• _Artigo_
____________
DORA FERREIRA DA
SILVA
( 1918 - 2006
)
Dora Ferreira da Silva nasceu dia
1º de julho de 1918, na cidade paulista de Conchas, e faleceu em São paulo em
2006.
A vocação poética surgiu na
infância, através de leituras na biblioteca de poesia de seu pai, Theodomiro
Ribeiro, que faleceu quando Dora tinha um ano de idade. Com dois anos, mudou-se
com a família para a Capital do Estado, onde mais tarde estudou no Instituto de
Educação, da então recente Universidade de São Paulo.
Casou-se aos 19 anos com o
filósofo Vicente Ferreira da Silva, com quem viveu por 23 anos não apenas uma
história de amor e admiração, mas também uma intensa e fecunda parceria
intelectual. Ao lado do marido, relacionou-se com intelectuais do mundo inteiro,
como Agostinho da Silva, Eudoro de Souza e Ernesto Grassi, assim como Guimarães
Rosa e Oswald de Andrede, que frequentavam a casa da rua José Clemente,
referência cultural na cidade de São Paulo.
Em 1955, o casal fundou, ao lado
de Milton Vargas, a revista "Diálogo", interrompida em sua décima sexta edição
pela morte prematura de Vicente num acidente de carro. Dois anos depois, com a
colaboração de Vilém Flusser e Anatol Rosenfeld, Dora lançou a revista "Cavalo
Azul", voltada especialmente à poesia e à literatura. Dora publicou
sistematicamente artigos, traduções e poemas nas duas
revistas.
Entre as atividades docentes,
lecionou História e Arte na EAD e História das Religiões na Faculdade Tereza
Martin. Ao longo de sua vida reuniu e orientou vários grupos de alunos que
estudavam principalmente psicologia, mitologia e poesia. A criação do Centro de
Estudos Cavalo Azul, em 2003, incorporou outros professores e poetas, como
Rodrigo Petrônio e Cláudio Willer, que integravam o último grupo de estudos de
Dora, ainda em atividade.
____________
• _Enunciado A_
Traduza para o inglês esta frase do artigo: "Dora publicou sistematicamente artigos, traduções e poemas nas duas revistas."
• _Enunciado B_
Extraia do artigo, sem nenhuma alteração, o trecho entre "Em 1955, o casal" e "ainda em atividade.", incluindo esses dois pontos.
A listagem não tem nenhuma relação com esta atividade.
____________
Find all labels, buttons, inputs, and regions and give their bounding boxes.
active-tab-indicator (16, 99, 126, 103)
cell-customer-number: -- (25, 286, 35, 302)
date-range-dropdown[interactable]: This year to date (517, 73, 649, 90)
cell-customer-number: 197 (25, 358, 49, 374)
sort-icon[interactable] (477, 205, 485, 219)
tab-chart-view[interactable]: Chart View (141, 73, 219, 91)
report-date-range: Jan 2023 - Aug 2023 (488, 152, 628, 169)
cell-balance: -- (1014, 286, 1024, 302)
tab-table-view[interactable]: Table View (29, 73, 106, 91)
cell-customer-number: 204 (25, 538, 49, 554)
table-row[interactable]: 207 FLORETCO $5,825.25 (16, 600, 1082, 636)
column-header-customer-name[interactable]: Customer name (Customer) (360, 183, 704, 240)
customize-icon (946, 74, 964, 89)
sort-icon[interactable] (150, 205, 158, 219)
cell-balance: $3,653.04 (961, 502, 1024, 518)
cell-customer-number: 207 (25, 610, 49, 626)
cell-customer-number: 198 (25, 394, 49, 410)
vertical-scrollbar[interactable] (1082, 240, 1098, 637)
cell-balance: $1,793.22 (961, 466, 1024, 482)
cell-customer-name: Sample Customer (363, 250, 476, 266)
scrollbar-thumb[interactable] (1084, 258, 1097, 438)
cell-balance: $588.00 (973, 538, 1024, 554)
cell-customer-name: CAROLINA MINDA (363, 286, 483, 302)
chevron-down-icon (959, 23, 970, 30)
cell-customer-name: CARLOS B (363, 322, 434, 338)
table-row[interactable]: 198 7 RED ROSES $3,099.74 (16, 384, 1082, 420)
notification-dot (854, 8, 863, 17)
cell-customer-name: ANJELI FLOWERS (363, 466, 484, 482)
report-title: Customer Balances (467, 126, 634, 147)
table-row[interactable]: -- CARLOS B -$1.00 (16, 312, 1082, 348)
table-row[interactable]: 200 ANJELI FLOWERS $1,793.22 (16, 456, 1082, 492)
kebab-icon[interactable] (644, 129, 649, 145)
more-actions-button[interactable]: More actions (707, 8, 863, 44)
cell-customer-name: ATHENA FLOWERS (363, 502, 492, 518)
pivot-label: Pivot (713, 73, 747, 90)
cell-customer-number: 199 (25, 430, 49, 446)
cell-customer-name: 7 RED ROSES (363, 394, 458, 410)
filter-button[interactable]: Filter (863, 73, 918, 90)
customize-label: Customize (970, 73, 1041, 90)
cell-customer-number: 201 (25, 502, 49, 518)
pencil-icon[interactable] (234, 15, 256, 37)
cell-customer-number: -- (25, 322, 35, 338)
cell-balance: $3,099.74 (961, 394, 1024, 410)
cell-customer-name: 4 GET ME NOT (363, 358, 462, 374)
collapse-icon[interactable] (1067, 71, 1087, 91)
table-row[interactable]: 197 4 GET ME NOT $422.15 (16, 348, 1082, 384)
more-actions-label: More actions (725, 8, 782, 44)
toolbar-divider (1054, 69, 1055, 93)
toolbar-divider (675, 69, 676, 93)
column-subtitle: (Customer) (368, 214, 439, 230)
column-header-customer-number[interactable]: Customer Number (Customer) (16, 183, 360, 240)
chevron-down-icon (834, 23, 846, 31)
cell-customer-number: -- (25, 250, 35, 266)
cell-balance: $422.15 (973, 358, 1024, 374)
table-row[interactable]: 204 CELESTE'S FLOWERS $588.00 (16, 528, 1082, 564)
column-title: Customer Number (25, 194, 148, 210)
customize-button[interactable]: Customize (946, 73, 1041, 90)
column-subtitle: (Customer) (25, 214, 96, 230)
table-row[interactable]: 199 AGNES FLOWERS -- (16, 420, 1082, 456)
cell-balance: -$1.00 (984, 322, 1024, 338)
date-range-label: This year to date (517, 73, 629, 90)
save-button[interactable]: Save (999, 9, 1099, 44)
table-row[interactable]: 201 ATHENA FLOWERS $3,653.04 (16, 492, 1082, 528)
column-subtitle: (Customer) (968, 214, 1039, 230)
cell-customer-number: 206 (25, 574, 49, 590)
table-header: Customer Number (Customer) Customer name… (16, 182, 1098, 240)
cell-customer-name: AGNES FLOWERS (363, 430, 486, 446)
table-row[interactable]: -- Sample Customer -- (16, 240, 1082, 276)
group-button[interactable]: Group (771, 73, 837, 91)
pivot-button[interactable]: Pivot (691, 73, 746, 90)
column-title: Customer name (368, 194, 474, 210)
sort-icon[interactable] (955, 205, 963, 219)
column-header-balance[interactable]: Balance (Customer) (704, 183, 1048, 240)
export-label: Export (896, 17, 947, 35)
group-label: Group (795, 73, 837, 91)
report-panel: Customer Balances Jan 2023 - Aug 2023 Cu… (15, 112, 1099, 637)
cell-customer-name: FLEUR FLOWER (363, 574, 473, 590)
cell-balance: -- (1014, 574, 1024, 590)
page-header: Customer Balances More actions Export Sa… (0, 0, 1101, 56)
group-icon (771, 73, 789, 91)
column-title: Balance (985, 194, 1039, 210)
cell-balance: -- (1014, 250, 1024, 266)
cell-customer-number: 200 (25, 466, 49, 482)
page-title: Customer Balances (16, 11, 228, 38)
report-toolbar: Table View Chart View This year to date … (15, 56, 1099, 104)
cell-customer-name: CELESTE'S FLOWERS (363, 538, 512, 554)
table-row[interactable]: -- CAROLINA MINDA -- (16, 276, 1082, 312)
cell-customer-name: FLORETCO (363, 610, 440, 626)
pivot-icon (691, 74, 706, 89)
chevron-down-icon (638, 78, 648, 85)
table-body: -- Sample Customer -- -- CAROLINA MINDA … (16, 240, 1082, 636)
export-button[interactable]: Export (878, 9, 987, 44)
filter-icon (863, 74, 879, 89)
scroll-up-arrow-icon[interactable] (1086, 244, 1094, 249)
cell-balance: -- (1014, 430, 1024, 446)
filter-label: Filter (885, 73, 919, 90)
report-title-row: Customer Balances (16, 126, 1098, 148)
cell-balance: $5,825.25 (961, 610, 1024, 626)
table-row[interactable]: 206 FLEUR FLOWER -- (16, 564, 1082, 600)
____________
• _Resposta correta A_
Dora systematically published articles, translations, and poems in both magazines.

• _Resposta correta B_
Em 1955, o casal fundou, ao lado
de Milton Vargas, a revista "Diálogo", interrompida em sua décima sexta edição
pela morte prematura de Vicente num acidente de carro. Dois anos depois, com a
colaboração de Vilém Flusser e Anatol Rosenfeld, Dora lançou a revista "Cavalo
Azul", voltada especialmente à poesia e à literatura. Dora publicou
sistematicamente artigos, traduções e poemas nas duas
revistas.
Entre as atividades docentes,
lecionou História e Arte na EAD e História das Religiões na Faculdade Tereza
Martin. Ao longo de sua vida reuniu e orientou vários grupos de alunos que
estudavam principalmente psicologia, mitologia e poesia. A criação do Centro de
Estudos Cavalo Azul, em 2003, incorporou outros professores e poetas, como
Rodrigo Petrônio e Cláudio Willer, que integravam o último grupo de estudos de
Dora, ainda em atividade.